Exercise instructions
#1 Summarize the essay on affirmative action and Tavis Smiley in two sentences.
#2 Extend the essay on affirmative action and Tavis Smiley past its final paragraph.

Extract to read
■ ■ ■ ■ ■ ■ ■
Is that accountability? Does it sound like any of those companies are committed to a Black agenda? It sure doesn't sound like it to me, and I'm a mere heathen who's not willing to die for any cause. As a former Marine I was taught that we don't willingly die for anything - boot camp 101. "A Marine only dies, because he failed to duck.
I was also angry with Tavis because he's preaching to the Black community through ignorance. He's trying to lead Black people while he himself is obviously ignorant of history. He seems to be completely unaware of the fact that Richard Nixon also had a Black agenda. Nixon was the president who signed affirmative action into being, and when he did it, he had his tongue firmly implanted in his cheek.
Prior to AA we had a thriving civil rights movement. Not only Blacks, but thousands of whites were out marching with Martin Luther King, demanding equal opportunity for Blacks people.
Then President Nixon said, Ok, they want to fight for the rights of Black people, let's see how they feel when I allow Blacks to start taking their jobs and replacing their kids in the universities - and his scheme to undermine the Black movement worked like a charm.
While we were busy celebrating our shortsighted "victory," our victory led to USC v. Bakke, the emergence of Ronald Reagan, and White folks flooding into the Republican Party in droves. These people were far from racists, but it's human nature to protect one's own interest. Thus, Bakke's lawsuit against affirmative action brought White support for the civil rights movement to a screeching halt, and led directly to Ronald Reagan and the Republican era.
And what did we get in return? The only people in the Black community that benefitted were those who needed the help least. The cream of the crop was skimmed out of the community and went to work for large corporations. And with them, they took all of the talent, imagination, entrepreneurial skills, role models, and jobs. That, in turn, left young Black people with no one to look up to in the community but drug dealers.
Then thirty years later Barack Obama arrived on the scene, and the GOP was caught completely off guard. They were shocked. Where did he come from? But more importantly, where did all these people come from who're willing to vote for a Black man for president?
I'll tell you where they came from. Those were young Whites, and the closet moderates and progressives that fled the Democratic Party during the Affirmative Action era. They were so anxious for a change from the GOP that they got behind Obama even before Black people saw the light - that's why I'm so critical of Obama for failing to firmly initiate the change that he promised, an accommodation to the GOP that may, indeed, lead to his downfall.
But while I strongly disagree with his policy to be less than firm with the GOP, Obama is a very astute and intelligent man, so he's not about to listen to the rantings of Tavis Smiley. He understands history, and he's not about to make the same mistake twice.
Affirmative Action was a wonderful initiative, but as a result of it, the Black community was bamboozled into making the biggest political mistake in modern history - allowing AA to be based on race rather than need. Had it been based on need, it's roots would have reached down into the Black community to those who needed it most. It would have also included poor Whites, which would have prevented the GOP from using it as a weapon against us.
So as a direct result of the very kind of policy that Tavis Smiley is advocating, the GOP was able to turn AA into a liability for the Democratic Party that destroyed the most effective progressive coalition that this country has ever known. It was AA that allowed the GOP to turn the term "liberal" into a curse word in the political lexicon.
■ ■ ■ ■ ■ ■ ■
Stored data
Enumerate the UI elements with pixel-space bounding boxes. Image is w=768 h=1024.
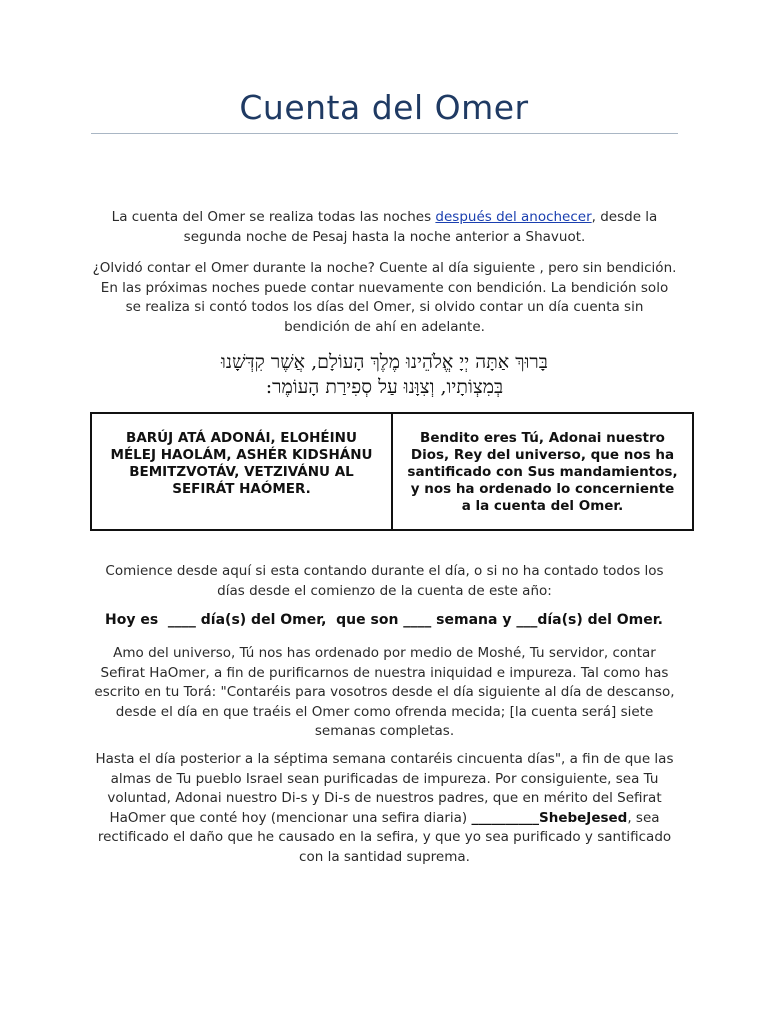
■ ■ ■ ■ ■ ■ ■
Results of the tasks
#1 The writer faults Tavis Smiley for ignoring history and argues that Richard Nixon signed affirmative action into being to undermine a civil rights movement that had drawn thousands of white marchers, a scheme that led to Bakke's lawsuit, the rise of Ronald Reagan, and white voters flooding into the Republican Party. Because affirmative action was based on race rather than need, it benefited only those in the Black community who needed help least and let the GOP turn it into a liability that destroyed the most effective progressive coalition the country has known.

#2
AA was also used to create Judases like Clarence Thomas, Michael Steele, and Alan Keyes - and they're not the only ones. Anyone who has ever worked in a major corporation or a government agency knows that these Judases are sprinkled throughout our workforce. As we speak, I'm investigating a piece on the Los Angeles District of the U.S. Postal Service where I have absolute proof that minorities (including veterans) are being forced under the threat of losing their job to work as much as a half day (daily) without pay.
Think about that - I have proof that Blacks and Hispanics who have risen to positions of authority due to Affirmative Action are now being used, and given huge bonuses, as overseers in a United States Government agency to enforce slave labor in the twenty first century! It's been going on for years (I have documented proof of that as well), and the unions and the Inspector General's Office know about it (also documented), and they're doing absolutely nothing about it.
So yes, I'm angry, because Tavis is a corporate tool and manipulator. While he's trying to keep the people focused on the last war in order to promote his own interests, the powers that be have moved on to a class war. They don't care any more about poor White folks than they do Black people - the healthcare debate should demonstrate that to anyone with any sense at all. Sen. Joe Lieberman just told the White folks of Connecticut to go to Hell.
So if the people would open their eyes they'd see that Tavis' self-serving nonsense is an unnecessary distraction. Blacks, and Whites, are now under the gun. So this is no time to be distracted by a self-serving wannabe. He's not one of us, the poor and middle class struggling to survive - he's made a few dollars. His chumminess with Walmart and those who oppress us clearly demonstrates that he's one of them. But don't take my word for it - ask the people of Inglewood, Ca. whose agenda he promoted during their battle with Walmart.
Obviously, the only thing that will satisfy Tavis and his cohorts is for President Obama to throw his fist in the air every time they play Hail to the Chief. While Tavis is demagogueing the issue to promote his own agenda, here's what the president is doing for ALL of the people, including the Black community:
Obama Initiatives
- Spur Job Creation: “In addition, to help those most affected by the recession, the Budget will extend emergency assistance to seniors and families with children, Unemployment Insurance benefits, COBRA tax credits, and relief to states and localities to prevent layoffs.”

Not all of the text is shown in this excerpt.